Some records
:::::

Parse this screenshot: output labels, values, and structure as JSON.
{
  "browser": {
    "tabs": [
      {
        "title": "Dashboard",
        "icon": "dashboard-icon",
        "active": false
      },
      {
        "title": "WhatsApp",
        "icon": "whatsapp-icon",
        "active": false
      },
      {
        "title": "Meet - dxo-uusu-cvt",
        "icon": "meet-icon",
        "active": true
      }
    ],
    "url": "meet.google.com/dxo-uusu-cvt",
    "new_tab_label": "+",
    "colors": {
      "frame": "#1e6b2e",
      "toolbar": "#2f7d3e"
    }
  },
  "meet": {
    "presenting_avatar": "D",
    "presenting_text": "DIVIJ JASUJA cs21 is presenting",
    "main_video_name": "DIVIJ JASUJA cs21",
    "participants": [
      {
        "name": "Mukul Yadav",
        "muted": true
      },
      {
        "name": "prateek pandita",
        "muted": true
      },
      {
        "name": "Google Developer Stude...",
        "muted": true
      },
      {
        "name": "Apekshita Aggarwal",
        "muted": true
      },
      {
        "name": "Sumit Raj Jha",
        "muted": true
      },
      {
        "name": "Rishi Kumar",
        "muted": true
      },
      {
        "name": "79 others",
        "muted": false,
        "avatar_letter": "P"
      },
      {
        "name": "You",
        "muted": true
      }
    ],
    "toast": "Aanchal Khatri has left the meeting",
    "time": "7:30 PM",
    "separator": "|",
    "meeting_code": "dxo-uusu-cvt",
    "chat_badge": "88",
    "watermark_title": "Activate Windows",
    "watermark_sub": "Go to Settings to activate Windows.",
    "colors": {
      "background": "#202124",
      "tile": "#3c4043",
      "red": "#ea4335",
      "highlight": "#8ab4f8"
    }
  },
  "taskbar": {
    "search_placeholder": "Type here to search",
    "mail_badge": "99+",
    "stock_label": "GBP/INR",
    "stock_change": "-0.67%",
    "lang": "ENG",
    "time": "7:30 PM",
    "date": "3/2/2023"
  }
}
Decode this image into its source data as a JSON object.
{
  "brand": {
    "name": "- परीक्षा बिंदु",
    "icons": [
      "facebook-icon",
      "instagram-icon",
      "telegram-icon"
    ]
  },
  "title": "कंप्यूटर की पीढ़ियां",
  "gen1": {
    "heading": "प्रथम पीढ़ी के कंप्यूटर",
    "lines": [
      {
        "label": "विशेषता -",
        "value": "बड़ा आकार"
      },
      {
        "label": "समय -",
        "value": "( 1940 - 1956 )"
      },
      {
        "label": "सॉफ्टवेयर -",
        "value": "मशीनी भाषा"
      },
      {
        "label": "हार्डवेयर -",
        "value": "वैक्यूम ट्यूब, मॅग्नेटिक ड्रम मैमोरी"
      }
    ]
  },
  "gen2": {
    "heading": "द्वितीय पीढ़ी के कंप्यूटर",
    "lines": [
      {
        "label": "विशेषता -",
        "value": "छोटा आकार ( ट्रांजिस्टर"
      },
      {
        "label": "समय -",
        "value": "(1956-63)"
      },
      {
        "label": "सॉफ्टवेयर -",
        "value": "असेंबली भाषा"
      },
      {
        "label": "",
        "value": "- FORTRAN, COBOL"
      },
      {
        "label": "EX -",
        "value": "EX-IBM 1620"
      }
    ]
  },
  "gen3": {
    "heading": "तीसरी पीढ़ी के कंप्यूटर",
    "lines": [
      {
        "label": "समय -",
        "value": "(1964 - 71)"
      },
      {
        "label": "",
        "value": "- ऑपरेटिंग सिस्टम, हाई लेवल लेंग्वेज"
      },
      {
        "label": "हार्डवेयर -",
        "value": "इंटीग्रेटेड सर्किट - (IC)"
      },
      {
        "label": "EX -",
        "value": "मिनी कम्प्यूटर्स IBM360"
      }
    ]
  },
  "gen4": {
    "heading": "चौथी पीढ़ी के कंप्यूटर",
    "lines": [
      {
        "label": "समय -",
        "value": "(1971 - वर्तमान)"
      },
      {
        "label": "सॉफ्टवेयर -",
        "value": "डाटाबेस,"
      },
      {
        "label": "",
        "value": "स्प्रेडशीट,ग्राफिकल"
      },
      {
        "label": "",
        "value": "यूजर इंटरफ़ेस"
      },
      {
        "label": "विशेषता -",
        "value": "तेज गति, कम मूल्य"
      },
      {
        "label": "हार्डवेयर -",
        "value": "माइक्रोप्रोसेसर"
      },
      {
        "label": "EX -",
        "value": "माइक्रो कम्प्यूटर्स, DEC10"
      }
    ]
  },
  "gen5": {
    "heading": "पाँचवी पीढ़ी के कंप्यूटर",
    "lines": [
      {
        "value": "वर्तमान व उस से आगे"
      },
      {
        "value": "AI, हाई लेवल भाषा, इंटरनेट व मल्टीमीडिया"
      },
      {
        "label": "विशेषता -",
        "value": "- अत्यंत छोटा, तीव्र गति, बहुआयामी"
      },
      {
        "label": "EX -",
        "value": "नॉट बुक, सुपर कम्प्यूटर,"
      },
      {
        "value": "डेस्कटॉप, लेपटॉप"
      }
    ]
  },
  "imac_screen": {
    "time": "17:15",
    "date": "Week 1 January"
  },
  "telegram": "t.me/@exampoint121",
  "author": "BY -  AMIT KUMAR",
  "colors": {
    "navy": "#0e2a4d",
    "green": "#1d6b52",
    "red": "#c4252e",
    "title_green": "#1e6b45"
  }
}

:::::

GIVEN PROBLEM |
Show every line from the entries above in which "JSON" appears.

TASK RESULT |
Parse this screenshot: output labels, values, and structure as JSON.
Decode this image into its source data as a JSON object.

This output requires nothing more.